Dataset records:

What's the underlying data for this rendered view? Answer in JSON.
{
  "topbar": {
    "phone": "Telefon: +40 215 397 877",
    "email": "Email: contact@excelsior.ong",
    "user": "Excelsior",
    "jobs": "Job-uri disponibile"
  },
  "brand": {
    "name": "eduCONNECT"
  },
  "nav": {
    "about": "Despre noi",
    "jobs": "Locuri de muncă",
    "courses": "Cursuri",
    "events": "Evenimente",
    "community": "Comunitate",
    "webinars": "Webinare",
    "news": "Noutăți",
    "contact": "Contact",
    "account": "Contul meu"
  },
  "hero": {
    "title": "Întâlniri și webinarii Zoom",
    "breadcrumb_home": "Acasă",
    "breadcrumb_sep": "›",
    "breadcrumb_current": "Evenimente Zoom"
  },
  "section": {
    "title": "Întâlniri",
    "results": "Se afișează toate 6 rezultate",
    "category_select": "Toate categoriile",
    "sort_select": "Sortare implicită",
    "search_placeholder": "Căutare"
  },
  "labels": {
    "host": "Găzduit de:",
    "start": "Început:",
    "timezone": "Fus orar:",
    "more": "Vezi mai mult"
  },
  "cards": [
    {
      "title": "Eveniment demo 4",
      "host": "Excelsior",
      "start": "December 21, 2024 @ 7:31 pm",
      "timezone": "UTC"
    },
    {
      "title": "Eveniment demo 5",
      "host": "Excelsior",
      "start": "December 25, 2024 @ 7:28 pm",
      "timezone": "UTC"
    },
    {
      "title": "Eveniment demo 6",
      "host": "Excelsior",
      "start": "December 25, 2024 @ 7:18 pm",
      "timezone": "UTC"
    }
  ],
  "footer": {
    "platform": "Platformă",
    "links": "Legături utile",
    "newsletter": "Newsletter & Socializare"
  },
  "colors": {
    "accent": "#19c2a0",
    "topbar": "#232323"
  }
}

* What you have to do
Identify and copy the lines holding the word "title".

* Response to the exercise
    "title": "Întâlniri și webinarii Zoom",
    "title": "Întâlniri",
      "title": "Eveniment demo 4",
      "title": "Eveniment demo 5",
      "title": "Eveniment demo 6",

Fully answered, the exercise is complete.